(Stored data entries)

━━━━

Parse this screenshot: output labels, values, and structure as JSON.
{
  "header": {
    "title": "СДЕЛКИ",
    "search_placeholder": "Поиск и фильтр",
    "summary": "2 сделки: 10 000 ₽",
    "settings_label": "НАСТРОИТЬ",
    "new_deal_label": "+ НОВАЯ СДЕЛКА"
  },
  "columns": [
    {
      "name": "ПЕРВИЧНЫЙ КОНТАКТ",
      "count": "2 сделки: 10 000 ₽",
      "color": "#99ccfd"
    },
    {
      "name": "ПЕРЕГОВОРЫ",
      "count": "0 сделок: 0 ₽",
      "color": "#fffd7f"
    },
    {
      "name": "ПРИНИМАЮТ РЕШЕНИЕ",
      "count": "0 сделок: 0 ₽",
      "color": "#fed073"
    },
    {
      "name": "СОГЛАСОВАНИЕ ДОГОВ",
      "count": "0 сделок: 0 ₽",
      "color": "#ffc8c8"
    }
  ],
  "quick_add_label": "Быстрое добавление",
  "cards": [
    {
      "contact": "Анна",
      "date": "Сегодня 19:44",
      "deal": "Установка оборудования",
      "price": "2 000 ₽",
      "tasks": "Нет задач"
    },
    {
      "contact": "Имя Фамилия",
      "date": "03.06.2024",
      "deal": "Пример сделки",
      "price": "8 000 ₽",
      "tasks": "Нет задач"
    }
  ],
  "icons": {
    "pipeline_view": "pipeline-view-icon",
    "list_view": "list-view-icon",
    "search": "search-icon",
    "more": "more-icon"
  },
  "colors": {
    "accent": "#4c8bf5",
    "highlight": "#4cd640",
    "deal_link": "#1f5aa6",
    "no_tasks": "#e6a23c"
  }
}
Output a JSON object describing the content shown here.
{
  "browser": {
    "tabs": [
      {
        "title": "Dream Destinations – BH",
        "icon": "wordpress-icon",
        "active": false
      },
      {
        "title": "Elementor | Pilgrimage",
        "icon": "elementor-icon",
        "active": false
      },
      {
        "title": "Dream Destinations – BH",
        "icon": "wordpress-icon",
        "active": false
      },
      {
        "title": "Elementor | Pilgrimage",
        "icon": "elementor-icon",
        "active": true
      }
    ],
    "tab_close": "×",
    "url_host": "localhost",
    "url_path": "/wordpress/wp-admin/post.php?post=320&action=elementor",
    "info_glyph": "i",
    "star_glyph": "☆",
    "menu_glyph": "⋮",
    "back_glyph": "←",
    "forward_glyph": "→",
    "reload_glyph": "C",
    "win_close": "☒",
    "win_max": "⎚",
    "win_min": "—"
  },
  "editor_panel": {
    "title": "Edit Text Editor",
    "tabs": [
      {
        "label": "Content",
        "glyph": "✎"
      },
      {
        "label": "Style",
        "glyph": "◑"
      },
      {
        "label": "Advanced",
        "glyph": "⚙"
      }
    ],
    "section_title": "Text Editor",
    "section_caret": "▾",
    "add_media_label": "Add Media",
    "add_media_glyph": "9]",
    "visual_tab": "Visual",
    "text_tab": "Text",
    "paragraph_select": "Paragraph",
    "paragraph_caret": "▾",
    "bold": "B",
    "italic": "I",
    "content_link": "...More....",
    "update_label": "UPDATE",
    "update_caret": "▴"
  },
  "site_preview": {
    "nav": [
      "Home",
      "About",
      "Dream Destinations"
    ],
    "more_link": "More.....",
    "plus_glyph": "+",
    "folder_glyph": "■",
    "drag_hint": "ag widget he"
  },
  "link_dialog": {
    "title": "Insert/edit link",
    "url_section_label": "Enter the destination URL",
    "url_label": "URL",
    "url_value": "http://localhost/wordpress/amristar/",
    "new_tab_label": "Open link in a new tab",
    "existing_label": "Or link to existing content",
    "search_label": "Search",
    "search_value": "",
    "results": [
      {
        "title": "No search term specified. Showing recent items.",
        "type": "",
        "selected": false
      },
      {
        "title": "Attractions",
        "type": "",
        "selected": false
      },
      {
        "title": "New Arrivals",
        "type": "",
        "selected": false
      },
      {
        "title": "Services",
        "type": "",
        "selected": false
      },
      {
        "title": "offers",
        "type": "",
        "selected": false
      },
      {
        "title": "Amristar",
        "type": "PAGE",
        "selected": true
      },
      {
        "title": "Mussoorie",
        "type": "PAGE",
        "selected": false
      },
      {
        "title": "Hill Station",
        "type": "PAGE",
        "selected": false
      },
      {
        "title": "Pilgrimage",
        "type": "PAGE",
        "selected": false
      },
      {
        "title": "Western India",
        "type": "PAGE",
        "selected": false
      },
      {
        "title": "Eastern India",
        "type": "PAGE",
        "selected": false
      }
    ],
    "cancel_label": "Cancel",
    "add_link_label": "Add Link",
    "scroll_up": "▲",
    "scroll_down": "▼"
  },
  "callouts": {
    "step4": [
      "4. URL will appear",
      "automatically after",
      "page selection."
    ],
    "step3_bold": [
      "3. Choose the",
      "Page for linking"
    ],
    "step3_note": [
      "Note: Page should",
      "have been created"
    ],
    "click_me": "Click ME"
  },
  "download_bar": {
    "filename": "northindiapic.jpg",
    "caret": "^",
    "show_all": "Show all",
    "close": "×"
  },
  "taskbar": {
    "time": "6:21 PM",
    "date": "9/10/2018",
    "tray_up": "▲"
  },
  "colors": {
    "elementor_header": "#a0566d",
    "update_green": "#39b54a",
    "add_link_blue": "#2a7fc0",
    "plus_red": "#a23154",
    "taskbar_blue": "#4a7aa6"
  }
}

━━━━

### Requirements
Print the records once more, exactly as they were given.

### Final answer
Parse this screenshot: output labels, values, and structure as JSON.
{
  "header": {
    "title": "СДЕЛКИ",
    "search_placeholder": "Поиск и фильтр",
    "summary": "2 сделки: 10 000 ₽",
    "settings_label": "НАСТРОИТЬ",
    "new_deal_label": "+ НОВАЯ СДЕЛКА"
  },
  "columns": [
    {
      "name": "ПЕРВИЧНЫЙ КОНТАКТ",
      "count": "2 сделки: 10 000 ₽",
      "color": "#99ccfd"
    },
    {
      "name": "ПЕРЕГОВОРЫ",
      "count": "0 сделок: 0 ₽",
      "color": "#fffd7f"
    },
    {
      "name": "ПРИНИМАЮТ РЕШЕНИЕ",
      "count": "0 сделок: 0 ₽",
      "color": "#fed073"
    },
    {
      "name": "СОГЛАСОВАНИЕ ДОГОВ",
      "count": "0 сделок: 0 ₽",
      "color": "#ffc8c8"
    }
  ],
  "quick_add_label": "Быстрое добавление",
  "cards": [
    {
      "contact": "Анна",
      "date": "Сегодня 19:44",
      "deal": "Установка оборудования",
      "price": "2 000 ₽",
      "tasks": "Нет задач"
    },
    {
      "contact": "Имя Фамилия",
      "date": "03.06.2024",
      "deal": "Пример сделки",
      "price": "8 000 ₽",
      "tasks": "Нет задач"
    }
  ],
  "icons": {
    "pipeline_view": "pipeline-view-icon",
    "list_view": "list-view-icon",
    "search": "search-icon",
    "more": "more-icon"
  },
  "colors": {
    "accent": "#4c8bf5",
    "highlight": "#4cd640",
    "deal_link": "#1f5aa6",
    "no_tasks": "#e6a23c"
  }
}
Output a JSON object describing the content shown here.
{
  "browser": {
    "tabs": [
      {
        "title": "Dream Destinations – BH",
        "icon": "wordpress-icon",
        "active": false
      },
      {
        "title": "Elementor | Pilgrimage",
        "icon": "elementor-icon",
        "active": false
      },
      {
        "title": "Dream Destinations – BH",
        "icon": "wordpress-icon",
        "active": false
      },
      {
        "title": "Elementor | Pilgrimage",
        "icon": "elementor-icon",
        "active": true
      }
    ],
    "tab_close": "×",
    "url_host": "localhost",
    "url_path": "/wordpress/wp-admin/post.php?post=320&action=elementor",
    "info_glyph": "i",
    "star_glyph": "☆",
    "menu_glyph": "⋮",
    "back_glyph": "←",
    "forward_glyph": "→",
    "reload_glyph": "C",
    "win_close": "☒",
    "win_max": "⎚",
    "win_min": "—"
  },
  "editor_panel": {
    "title": "Edit Text Editor",
    "tabs": [
      {
        "label": "Content",
        "glyph": "✎"
      },
      {
        "label": "Style",
        "glyph": "◑"
      },
      {
        "label": "Advanced",
        "glyph": "⚙"
      }
    ],
    "section_title": "Text Editor",
    "section_caret": "▾",
    "add_media_label": "Add Media",
    "add_media_glyph": "9]",
    "visual_tab": "Visual",
    "text_tab": "Text",
    "paragraph_select": "Paragraph",
    "paragraph_caret": "▾",
    "bold": "B",
    "italic": "I",
    "content_link": "...More....",
    "update_label": "UPDATE",
    "update_caret": "▴"
  },
  "site_preview": {
    "nav": [
      "Home",
      "About",
      "Dream Destinations"
    ],
    "more_link": "More.....",
    "plus_glyph": "+",
    "folder_glyph": "■",
    "drag_hint": "ag widget he"
  },
  "link_dialog": {
    "title": "Insert/edit link",
    "url_section_label": "Enter the destination URL",
    "url_label": "URL",
    "url_value": "http://localhost/wordpress/amristar/",
    "new_tab_label": "Open link in a new tab",
    "existing_label": "Or link to existing content",
    "search_label": "Search",
    "search_value": "",
    "results": [
      {
        "title": "No search term specified. Showing recent items.",
        "type": "",
        "selected": false
      },
      {
        "title": "Attractions",
        "type": "",
        "selected": false
      },
      {
        "title": "New Arrivals",
        "type": "",
        "selected": false
      },
      {
        "title": "Services",
        "type": "",
        "selected": false
      },
      {
        "title": "offers",
        "type": "",
        "selected": false
      },
      {
        "title": "Amristar",
        "type": "PAGE",
        "selected": true
      },
      {
        "title": "Mussoorie",
        "type": "PAGE",
        "selected": false
      },
      {
        "title": "Hill Station",
        "type": "PAGE",
        "selected": false
      },
      {
        "title": "Pilgrimage",
        "type": "PAGE",
        "selected": false
      },
      {
        "title": "Western India",
        "type": "PAGE",
        "selected": false
      },
      {
        "title": "Eastern India",
        "type": "PAGE",
        "selected": false
      }
    ],
    "cancel_label": "Cancel",
    "add_link_label": "Add Link",
    "scroll_up": "▲",
    "scroll_down": "▼"
  },
  "callouts": {
    "step4": [
      "4. URL will appear",
      "automatically after",
      "page selection."
    ],
    "step3_bold": [
      "3. Choose the",
      "Page for linking"
    ],
    "step3_note": [
      "Note: Page should",
      "have been created"
    ],
    "click_me": "Click ME"
  },
  "download_bar": {
    "filename": "northindiapic.jpg",
    "caret": "^",
    "show_all": "Show all",
    "close": "×"
  },
  "taskbar": {
    "time": "6:21 PM",
    "date": "9/10/2018",
    "tray_up": "▲"
  },
  "colors": {
    "elementor_header": "#a0566d",
    "update_green": "#39b54a",
    "add_link_blue": "#2a7fc0",
    "plus_red": "#a23154",
    "taskbar_blue": "#4a7aa6"
  }
}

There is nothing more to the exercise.